>>>

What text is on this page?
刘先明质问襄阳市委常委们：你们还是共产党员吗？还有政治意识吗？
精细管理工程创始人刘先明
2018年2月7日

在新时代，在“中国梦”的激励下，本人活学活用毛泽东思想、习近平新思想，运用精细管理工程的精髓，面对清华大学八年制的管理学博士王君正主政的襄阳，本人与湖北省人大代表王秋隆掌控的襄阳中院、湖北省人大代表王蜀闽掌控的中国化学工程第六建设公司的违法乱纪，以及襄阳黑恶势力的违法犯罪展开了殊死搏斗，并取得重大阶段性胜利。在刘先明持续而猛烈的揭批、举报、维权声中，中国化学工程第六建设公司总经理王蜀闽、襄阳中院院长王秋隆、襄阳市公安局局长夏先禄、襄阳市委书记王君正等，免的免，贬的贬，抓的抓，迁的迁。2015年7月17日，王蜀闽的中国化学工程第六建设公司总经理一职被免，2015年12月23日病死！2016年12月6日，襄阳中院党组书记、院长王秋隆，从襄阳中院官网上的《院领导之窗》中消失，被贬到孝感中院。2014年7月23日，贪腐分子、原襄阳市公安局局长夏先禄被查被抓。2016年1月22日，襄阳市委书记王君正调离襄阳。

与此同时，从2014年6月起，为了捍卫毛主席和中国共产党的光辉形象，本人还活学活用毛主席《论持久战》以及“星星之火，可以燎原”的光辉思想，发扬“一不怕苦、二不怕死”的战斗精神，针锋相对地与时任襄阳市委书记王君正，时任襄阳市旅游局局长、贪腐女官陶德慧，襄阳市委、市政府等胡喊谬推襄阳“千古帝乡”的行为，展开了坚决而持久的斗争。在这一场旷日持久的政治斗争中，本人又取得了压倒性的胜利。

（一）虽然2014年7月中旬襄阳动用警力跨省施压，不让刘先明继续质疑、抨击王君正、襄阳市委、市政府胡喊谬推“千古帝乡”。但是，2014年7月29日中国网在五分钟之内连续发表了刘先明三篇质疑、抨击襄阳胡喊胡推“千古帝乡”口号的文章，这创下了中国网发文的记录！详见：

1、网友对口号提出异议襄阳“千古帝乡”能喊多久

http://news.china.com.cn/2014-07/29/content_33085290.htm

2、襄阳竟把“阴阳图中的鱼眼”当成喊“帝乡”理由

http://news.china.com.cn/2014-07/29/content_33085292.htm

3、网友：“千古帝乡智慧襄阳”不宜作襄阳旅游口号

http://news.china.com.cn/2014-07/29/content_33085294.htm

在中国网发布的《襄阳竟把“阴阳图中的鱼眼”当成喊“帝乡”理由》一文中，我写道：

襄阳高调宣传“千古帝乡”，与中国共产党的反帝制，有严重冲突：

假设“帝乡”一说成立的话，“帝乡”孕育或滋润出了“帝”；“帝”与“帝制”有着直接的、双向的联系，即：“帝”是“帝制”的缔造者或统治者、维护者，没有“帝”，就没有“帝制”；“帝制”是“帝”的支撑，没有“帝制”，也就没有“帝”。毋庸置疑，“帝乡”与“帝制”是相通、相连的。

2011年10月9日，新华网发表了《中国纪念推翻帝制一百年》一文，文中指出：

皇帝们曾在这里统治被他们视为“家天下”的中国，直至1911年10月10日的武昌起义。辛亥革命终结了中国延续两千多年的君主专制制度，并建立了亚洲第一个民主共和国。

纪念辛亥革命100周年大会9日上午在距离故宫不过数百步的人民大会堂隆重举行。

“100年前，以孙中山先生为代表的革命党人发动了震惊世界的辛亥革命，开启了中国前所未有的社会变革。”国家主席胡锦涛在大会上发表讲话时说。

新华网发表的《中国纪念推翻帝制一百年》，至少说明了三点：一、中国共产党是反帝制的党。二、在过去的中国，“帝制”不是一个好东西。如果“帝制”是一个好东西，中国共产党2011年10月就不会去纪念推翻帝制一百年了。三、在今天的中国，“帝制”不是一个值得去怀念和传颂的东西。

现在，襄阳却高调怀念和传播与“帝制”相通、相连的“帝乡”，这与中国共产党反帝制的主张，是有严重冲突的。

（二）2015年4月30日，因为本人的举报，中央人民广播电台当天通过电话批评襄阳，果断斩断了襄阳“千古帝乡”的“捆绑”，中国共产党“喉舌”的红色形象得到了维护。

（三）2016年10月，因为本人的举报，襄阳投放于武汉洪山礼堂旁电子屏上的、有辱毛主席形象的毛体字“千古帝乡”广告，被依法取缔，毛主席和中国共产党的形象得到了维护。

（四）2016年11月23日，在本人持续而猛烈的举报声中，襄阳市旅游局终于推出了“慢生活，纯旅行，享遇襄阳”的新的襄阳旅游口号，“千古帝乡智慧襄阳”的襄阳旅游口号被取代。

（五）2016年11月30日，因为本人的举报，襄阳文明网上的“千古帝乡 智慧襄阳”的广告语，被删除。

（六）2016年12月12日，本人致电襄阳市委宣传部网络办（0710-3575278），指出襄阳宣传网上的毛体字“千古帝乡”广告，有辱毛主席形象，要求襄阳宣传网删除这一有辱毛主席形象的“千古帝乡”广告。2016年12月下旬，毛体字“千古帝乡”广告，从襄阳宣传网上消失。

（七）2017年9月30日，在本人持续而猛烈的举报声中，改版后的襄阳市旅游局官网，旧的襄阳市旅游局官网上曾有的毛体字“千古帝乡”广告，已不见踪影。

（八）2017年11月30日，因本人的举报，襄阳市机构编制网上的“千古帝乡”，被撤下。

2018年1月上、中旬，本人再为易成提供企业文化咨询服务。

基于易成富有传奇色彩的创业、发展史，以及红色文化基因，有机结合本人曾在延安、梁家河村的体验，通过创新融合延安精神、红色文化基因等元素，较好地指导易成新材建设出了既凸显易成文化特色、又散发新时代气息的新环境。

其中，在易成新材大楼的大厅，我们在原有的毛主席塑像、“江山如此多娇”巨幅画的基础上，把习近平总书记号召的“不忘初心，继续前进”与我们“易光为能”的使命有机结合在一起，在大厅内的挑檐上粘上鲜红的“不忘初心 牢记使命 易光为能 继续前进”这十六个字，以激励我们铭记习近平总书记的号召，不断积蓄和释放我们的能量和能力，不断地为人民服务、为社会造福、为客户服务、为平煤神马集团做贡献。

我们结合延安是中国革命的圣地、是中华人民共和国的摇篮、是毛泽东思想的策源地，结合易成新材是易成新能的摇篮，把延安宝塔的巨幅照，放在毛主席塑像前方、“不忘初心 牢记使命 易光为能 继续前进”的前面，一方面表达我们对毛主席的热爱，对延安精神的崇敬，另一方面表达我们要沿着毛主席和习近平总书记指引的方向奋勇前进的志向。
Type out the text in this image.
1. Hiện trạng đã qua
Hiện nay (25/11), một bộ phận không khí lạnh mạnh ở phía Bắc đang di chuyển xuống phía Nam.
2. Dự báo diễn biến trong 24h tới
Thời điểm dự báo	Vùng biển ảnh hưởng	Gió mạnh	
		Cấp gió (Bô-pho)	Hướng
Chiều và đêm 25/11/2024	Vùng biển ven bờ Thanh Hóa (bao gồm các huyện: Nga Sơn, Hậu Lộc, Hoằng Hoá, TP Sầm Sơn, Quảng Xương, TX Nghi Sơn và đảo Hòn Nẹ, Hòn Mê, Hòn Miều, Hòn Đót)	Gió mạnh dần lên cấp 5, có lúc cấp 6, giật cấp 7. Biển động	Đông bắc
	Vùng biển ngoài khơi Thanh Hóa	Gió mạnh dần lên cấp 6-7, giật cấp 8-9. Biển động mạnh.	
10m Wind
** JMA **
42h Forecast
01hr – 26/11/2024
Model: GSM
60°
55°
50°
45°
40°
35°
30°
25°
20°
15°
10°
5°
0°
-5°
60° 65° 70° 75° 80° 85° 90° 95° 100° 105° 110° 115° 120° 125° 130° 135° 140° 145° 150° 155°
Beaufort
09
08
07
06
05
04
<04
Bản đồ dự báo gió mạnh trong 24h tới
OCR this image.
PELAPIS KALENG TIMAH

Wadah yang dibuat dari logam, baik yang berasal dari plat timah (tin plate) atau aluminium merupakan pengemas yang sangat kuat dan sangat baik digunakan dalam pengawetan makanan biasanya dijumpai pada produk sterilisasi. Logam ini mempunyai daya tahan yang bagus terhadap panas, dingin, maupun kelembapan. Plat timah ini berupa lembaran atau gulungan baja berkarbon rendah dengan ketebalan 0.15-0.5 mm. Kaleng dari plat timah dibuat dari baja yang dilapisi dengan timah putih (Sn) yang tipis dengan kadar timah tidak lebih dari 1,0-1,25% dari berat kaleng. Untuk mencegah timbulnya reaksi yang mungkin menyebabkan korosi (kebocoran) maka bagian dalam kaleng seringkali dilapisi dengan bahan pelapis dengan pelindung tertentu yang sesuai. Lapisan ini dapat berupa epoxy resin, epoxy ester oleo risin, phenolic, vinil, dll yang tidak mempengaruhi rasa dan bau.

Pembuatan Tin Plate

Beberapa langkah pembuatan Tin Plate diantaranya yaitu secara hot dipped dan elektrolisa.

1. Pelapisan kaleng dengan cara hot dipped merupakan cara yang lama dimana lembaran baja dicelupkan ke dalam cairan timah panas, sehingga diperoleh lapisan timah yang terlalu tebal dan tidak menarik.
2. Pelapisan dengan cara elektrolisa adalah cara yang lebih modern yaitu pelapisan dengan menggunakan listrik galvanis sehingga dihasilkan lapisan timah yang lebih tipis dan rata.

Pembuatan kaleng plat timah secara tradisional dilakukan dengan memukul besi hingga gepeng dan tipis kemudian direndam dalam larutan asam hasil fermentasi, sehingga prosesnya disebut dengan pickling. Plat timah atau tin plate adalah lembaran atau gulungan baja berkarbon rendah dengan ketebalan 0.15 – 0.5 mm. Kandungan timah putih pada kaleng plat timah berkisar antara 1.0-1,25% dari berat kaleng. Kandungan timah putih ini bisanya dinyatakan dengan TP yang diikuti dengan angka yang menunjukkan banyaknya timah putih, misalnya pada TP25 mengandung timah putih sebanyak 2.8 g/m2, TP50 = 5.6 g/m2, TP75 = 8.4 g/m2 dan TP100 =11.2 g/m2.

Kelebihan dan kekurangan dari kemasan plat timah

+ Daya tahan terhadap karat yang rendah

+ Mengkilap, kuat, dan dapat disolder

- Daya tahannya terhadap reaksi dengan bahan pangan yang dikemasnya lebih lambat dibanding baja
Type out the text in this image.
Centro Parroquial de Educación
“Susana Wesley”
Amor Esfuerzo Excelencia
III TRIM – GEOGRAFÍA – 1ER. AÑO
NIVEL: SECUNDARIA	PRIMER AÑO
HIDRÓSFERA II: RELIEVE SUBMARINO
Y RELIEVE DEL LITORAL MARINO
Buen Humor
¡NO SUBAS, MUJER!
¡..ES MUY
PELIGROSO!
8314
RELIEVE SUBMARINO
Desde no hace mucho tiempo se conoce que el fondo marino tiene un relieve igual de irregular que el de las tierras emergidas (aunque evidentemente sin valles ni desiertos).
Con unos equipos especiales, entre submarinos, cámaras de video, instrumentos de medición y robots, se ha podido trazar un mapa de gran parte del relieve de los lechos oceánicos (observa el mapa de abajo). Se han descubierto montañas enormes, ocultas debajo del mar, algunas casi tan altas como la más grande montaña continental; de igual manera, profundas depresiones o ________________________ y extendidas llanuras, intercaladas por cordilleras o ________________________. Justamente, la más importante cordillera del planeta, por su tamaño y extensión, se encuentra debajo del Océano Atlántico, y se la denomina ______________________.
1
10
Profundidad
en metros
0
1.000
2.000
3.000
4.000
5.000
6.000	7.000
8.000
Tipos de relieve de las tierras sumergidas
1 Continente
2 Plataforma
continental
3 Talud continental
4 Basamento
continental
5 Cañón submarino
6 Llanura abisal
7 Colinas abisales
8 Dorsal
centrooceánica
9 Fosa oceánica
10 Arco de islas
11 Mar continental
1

<<<

What you will do →
Which lines above contain "中国纪念推翻帝制一百年"? Show each of them.

Output for this exercise →
2011年10月9日，新华网发表了《中国纪念推翻帝制一百年》一文，文中指出：
新华网发表的《中国纪念推翻帝制一百年》，至少说明了三点：一、中国共产党是反帝制的党。二、在过去的中国，“帝制”不是一个好东西。如果“帝制”是一个好东西，中国共产党2011年10月就不会去纪念推翻帝制一百年了。三、在今天的中国，“帝制”不是一个值得去怀念和传颂的东西。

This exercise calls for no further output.